◆ **Exercise description**
Go through the records and copy each line where the word "fill" occurs.

[Entries with figure data]
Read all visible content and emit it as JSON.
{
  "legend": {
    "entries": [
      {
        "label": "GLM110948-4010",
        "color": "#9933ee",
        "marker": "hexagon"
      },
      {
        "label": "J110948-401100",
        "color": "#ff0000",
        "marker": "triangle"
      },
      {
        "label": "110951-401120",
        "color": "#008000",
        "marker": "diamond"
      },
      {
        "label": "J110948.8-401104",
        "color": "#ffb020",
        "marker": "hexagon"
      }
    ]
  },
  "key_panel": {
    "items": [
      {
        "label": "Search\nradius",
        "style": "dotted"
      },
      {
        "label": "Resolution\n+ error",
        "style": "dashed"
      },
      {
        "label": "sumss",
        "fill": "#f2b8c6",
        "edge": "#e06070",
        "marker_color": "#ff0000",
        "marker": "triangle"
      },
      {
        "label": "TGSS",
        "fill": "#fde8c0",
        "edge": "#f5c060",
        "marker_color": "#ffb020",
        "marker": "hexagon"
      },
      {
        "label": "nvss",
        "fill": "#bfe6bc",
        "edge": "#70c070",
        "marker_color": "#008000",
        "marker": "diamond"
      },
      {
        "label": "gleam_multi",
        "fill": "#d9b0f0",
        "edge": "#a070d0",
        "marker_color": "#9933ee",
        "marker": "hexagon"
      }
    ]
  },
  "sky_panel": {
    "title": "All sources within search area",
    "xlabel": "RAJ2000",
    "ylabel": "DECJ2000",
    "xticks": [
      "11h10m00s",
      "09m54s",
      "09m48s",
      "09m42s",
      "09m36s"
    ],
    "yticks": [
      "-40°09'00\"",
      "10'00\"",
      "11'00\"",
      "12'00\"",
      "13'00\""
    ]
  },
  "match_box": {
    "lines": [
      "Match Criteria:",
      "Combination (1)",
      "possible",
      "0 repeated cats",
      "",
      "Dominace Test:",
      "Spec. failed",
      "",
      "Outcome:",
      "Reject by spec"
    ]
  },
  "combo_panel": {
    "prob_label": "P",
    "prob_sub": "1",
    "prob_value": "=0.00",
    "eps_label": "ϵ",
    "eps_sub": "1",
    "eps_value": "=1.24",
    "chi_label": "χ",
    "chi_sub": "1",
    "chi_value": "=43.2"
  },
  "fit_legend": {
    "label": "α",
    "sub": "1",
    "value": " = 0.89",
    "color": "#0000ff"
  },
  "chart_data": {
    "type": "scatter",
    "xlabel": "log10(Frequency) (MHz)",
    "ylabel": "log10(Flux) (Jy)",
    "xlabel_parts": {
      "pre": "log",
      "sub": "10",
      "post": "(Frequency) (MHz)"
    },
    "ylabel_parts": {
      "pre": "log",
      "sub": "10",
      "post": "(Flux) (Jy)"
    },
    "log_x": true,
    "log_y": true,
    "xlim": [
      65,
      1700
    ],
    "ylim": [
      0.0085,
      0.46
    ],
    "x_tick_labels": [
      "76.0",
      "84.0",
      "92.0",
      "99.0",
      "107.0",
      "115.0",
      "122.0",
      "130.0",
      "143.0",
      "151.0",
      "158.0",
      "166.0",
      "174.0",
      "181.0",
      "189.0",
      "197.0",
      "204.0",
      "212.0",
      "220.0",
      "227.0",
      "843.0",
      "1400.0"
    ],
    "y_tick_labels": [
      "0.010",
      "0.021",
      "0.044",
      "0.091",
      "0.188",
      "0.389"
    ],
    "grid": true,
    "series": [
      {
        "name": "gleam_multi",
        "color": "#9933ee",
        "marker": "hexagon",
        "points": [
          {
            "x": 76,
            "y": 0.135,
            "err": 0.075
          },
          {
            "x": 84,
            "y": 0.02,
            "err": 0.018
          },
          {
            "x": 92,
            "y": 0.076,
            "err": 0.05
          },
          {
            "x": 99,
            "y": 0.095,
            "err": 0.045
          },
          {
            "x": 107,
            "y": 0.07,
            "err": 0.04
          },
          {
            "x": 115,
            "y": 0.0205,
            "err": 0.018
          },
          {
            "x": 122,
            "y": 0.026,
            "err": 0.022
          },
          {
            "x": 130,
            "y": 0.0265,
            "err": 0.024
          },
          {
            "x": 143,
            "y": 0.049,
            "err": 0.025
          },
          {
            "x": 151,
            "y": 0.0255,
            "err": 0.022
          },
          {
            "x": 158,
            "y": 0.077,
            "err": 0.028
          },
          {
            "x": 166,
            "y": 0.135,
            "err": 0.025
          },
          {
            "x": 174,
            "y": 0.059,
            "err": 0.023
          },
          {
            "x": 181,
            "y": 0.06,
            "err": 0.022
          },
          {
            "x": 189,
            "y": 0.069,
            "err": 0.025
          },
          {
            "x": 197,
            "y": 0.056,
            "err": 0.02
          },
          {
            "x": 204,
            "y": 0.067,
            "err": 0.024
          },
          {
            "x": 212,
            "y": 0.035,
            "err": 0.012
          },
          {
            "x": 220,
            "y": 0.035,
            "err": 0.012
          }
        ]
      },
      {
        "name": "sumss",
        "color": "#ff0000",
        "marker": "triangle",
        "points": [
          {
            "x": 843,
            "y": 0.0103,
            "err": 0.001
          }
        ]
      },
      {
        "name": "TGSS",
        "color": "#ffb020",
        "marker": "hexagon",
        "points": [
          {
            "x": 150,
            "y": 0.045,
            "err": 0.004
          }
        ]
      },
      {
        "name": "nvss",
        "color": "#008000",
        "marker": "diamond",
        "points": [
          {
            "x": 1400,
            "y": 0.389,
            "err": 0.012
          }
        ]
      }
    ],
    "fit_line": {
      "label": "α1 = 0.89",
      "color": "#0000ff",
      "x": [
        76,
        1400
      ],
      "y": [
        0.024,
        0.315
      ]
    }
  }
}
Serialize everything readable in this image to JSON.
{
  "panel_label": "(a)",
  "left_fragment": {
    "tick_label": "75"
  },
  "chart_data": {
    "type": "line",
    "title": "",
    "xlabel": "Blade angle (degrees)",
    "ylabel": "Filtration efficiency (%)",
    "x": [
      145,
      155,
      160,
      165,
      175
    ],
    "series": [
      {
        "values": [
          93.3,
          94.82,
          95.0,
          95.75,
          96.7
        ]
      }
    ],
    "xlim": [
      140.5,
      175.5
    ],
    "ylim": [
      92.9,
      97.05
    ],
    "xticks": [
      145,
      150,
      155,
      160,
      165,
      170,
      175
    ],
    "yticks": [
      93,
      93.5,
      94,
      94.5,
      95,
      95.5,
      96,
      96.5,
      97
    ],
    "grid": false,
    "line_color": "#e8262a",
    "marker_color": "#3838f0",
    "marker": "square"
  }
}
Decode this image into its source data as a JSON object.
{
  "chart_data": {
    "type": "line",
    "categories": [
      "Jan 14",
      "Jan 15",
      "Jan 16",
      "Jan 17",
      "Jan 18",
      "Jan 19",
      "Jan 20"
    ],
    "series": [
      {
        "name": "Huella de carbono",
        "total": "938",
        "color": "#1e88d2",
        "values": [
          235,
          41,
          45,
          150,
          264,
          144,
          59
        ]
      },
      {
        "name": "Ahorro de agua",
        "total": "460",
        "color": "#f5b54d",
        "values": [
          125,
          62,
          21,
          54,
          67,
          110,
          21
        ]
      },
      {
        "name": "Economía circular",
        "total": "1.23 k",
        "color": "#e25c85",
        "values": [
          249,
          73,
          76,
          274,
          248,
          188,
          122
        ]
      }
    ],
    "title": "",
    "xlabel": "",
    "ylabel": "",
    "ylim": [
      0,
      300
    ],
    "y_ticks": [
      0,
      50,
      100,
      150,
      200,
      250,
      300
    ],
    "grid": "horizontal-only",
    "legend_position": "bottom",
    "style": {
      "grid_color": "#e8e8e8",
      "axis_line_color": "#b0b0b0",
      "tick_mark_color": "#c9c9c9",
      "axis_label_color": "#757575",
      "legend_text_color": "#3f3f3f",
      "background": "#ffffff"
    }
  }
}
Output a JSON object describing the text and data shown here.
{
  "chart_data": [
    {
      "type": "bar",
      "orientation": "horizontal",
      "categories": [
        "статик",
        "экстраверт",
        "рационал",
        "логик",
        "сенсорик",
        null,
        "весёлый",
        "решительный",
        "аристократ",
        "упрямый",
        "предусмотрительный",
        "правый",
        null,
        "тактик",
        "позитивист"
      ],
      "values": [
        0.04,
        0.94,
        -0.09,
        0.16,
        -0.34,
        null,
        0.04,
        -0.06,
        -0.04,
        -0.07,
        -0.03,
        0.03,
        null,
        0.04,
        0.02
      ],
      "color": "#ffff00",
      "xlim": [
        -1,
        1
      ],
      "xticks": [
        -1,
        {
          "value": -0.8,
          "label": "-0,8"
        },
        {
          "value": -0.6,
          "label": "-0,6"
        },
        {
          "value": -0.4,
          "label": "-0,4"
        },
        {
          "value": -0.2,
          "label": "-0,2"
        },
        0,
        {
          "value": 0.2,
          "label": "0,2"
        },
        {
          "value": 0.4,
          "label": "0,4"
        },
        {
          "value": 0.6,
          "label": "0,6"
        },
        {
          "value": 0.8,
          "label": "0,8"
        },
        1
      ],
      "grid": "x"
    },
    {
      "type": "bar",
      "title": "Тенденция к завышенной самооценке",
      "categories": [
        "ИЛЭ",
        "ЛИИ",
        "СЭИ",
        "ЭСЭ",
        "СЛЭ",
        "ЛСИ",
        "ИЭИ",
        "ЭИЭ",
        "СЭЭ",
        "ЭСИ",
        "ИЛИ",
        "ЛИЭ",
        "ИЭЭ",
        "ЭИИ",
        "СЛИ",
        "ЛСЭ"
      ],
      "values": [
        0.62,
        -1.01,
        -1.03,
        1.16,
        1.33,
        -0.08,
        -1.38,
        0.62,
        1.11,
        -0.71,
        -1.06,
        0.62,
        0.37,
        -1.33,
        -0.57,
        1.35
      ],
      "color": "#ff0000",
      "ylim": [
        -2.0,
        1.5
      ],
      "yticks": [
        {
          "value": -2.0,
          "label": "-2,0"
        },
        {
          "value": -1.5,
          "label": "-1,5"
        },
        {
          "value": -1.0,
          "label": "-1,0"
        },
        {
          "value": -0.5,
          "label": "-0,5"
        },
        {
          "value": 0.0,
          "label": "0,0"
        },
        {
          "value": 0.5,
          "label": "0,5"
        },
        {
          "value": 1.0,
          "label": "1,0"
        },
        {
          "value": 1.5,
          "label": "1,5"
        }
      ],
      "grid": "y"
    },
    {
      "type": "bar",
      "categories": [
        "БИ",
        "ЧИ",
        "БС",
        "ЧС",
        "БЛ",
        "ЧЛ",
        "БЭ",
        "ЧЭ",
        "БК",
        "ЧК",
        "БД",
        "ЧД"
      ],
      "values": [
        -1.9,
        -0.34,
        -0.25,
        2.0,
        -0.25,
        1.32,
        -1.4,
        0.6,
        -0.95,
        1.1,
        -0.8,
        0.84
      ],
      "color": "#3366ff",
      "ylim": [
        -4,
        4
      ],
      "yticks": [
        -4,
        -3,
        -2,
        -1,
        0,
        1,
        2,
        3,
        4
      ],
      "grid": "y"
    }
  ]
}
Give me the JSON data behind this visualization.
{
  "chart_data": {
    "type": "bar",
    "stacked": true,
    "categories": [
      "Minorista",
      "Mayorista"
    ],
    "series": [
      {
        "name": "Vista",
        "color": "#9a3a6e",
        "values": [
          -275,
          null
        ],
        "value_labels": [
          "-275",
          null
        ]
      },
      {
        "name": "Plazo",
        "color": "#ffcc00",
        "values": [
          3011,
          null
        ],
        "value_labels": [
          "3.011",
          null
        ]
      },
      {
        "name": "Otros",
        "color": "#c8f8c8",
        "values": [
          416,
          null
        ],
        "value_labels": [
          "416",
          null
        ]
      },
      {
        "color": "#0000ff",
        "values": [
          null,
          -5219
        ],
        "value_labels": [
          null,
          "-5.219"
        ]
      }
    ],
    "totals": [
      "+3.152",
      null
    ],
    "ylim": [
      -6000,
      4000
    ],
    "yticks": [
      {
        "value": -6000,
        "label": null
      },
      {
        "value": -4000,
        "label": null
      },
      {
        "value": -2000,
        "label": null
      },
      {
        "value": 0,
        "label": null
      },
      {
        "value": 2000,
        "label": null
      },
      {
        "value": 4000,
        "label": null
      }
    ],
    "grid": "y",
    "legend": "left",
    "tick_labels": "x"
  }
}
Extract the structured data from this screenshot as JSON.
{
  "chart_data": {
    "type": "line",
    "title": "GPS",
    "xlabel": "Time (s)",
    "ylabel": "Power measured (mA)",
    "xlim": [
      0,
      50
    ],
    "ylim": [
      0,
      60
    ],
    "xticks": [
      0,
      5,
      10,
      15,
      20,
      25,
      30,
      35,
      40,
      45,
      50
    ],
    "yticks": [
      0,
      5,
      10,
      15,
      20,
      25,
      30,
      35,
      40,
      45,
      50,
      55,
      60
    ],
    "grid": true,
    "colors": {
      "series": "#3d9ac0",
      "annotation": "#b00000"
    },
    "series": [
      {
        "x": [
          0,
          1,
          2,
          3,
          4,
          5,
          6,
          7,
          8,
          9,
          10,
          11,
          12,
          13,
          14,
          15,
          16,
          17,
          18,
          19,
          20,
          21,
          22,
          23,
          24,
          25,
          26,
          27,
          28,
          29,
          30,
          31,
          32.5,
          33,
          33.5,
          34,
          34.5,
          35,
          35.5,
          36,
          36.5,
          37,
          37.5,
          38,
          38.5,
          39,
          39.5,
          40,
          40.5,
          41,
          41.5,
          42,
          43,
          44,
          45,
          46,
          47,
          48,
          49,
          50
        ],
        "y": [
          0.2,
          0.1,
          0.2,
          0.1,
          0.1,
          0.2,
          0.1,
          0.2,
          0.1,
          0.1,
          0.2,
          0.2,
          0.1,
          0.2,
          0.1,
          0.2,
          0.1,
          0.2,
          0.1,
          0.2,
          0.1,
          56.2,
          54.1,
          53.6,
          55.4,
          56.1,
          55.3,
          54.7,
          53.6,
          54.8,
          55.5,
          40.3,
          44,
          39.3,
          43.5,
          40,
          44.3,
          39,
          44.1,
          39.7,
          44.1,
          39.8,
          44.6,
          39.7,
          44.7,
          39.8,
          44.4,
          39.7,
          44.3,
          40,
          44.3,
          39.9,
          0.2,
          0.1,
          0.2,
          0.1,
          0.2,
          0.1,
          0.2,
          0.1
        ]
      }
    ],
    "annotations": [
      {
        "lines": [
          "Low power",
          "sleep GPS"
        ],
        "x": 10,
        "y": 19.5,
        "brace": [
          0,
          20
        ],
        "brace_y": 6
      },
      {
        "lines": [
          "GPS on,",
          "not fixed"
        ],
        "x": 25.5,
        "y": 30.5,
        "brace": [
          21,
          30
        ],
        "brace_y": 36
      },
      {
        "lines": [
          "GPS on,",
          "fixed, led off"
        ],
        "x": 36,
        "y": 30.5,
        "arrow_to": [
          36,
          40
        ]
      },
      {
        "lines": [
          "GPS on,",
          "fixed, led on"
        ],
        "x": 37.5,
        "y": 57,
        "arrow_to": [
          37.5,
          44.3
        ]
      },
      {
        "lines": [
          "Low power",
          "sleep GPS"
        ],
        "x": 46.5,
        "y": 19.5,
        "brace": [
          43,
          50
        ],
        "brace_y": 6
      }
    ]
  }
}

◆ **Written answer**
        "fill": "#f2b8c6",
        "fill": "#fde8c0",
        "fill": "#bfe6bc",
        "fill": "#d9b0f0",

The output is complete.